[Start]
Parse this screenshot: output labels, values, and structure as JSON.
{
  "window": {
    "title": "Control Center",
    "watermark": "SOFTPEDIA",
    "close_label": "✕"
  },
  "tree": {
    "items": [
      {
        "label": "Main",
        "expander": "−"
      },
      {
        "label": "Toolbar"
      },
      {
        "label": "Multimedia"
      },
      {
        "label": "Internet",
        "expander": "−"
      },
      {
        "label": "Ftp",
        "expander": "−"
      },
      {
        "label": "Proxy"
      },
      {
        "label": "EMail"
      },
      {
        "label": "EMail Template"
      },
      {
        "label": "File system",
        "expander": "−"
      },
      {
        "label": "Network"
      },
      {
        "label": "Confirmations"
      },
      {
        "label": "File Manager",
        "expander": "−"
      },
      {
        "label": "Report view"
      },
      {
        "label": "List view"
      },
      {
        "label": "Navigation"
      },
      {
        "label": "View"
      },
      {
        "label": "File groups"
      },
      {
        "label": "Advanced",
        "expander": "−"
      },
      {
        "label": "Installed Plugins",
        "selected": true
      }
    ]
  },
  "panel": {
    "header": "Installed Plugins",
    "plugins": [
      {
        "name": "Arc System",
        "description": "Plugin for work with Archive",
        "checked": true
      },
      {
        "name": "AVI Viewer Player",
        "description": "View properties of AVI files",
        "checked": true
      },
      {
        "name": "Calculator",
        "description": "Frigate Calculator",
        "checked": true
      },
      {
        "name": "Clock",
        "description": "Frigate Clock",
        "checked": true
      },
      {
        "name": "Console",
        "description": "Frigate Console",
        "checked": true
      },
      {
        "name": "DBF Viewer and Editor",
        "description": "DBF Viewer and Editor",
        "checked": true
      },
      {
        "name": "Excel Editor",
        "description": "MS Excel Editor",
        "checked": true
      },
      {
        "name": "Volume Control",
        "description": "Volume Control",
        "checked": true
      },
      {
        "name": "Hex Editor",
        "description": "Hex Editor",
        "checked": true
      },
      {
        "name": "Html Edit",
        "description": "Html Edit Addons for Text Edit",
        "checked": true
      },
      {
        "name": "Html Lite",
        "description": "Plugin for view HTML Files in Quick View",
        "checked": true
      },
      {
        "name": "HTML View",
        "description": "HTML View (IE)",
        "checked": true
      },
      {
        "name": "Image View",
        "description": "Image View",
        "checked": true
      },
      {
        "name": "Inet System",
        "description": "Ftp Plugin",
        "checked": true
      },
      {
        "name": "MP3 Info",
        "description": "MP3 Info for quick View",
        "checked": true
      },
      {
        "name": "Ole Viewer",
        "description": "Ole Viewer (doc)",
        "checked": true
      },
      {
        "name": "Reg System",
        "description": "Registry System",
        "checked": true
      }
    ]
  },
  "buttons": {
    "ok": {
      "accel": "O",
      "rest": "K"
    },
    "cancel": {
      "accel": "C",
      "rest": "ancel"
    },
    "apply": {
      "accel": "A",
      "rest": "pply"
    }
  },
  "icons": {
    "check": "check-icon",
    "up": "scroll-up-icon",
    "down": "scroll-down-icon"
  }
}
[End]
What is expected
Take the lines above and print them exactly.

Reply
Parse this screenshot: output labels, values, and structure as JSON.
{
  "window": {
    "title": "Control Center",
    "watermark": "SOFTPEDIA",
    "close_label": "✕"
  },
  "tree": {
    "items": [
      {
        "label": "Main",
        "expander": "−"
      },
      {
        "label": "Toolbar"
      },
      {
        "label": "Multimedia"
      },
      {
        "label": "Internet",
        "expander": "−"
      },
      {
        "label": "Ftp",
        "expander": "−"
      },
      {
        "label": "Proxy"
      },
      {
        "label": "EMail"
      },
      {
        "label": "EMail Template"
      },
      {
        "label": "File system",
        "expander": "−"
      },
      {
        "label": "Network"
      },
      {
        "label": "Confirmations"
      },
      {
        "label": "File Manager",
        "expander": "−"
      },
      {
        "label": "Report view"
      },
      {
        "label": "List view"
      },
      {
        "label": "Navigation"
      },
      {
        "label": "View"
      },
      {
        "label": "File groups"
      },
      {
        "label": "Advanced",
        "expander": "−"
      },
      {
        "label": "Installed Plugins",
        "selected": true
      }
    ]
  },
  "panel": {
    "header": "Installed Plugins",
    "plugins": [
      {
        "name": "Arc System",
        "description": "Plugin for work with Archive",
        "checked": true
      },
      {
        "name": "AVI Viewer Player",
        "description": "View properties of AVI files",
        "checked": true
      },
      {
        "name": "Calculator",
        "description": "Frigate Calculator",
        "checked": true
      },
      {
        "name": "Clock",
        "description": "Frigate Clock",
        "checked": true
      },
      {
        "name": "Console",
        "description": "Frigate Console",
        "checked": true
      },
      {
        "name": "DBF Viewer and Editor",
        "description": "DBF Viewer and Editor",
        "checked": true
      },
      {
        "name": "Excel Editor",
        "description": "MS Excel Editor",
        "checked": true
      },
      {
        "name": "Volume Control",
        "description": "Volume Control",
        "checked": true
      },
      {
        "name": "Hex Editor",
        "description": "Hex Editor",
        "checked": true
      },
      {
        "name": "Html Edit",
        "description": "Html Edit Addons for Text Edit",
        "checked": true
      },
      {
        "name": "Html Lite",
        "description": "Plugin for view HTML Files in Quick View",
        "checked": true
      },
      {
        "name": "HTML View",
        "description": "HTML View (IE)",
        "checked": true
      },
      {
        "name": "Image View",
        "description": "Image View",
        "checked": true
      },
      {
        "name": "Inet System",
        "description": "Ftp Plugin",
        "checked": true
      },
      {
        "name": "MP3 Info",
        "description": "MP3 Info for quick View",
        "checked": true
      },
      {
        "name": "Ole Viewer",
        "description": "Ole Viewer (doc)",
        "checked": true
      },
      {
        "name": "Reg System",
        "description": "Registry System",
        "checked": true
      }
    ]
  },
  "buttons": {
    "ok": {
      "accel": "O",
      "rest": "K"
    },
    "cancel": {
      "accel": "C",
      "rest": "ancel"
    },
    "apply": {
      "accel": "A",
      "rest": "pply"
    }
  },
  "icons": {
    "check": "check-icon",
    "up": "scroll-up-icon",
    "down": "scroll-down-icon"
  }
}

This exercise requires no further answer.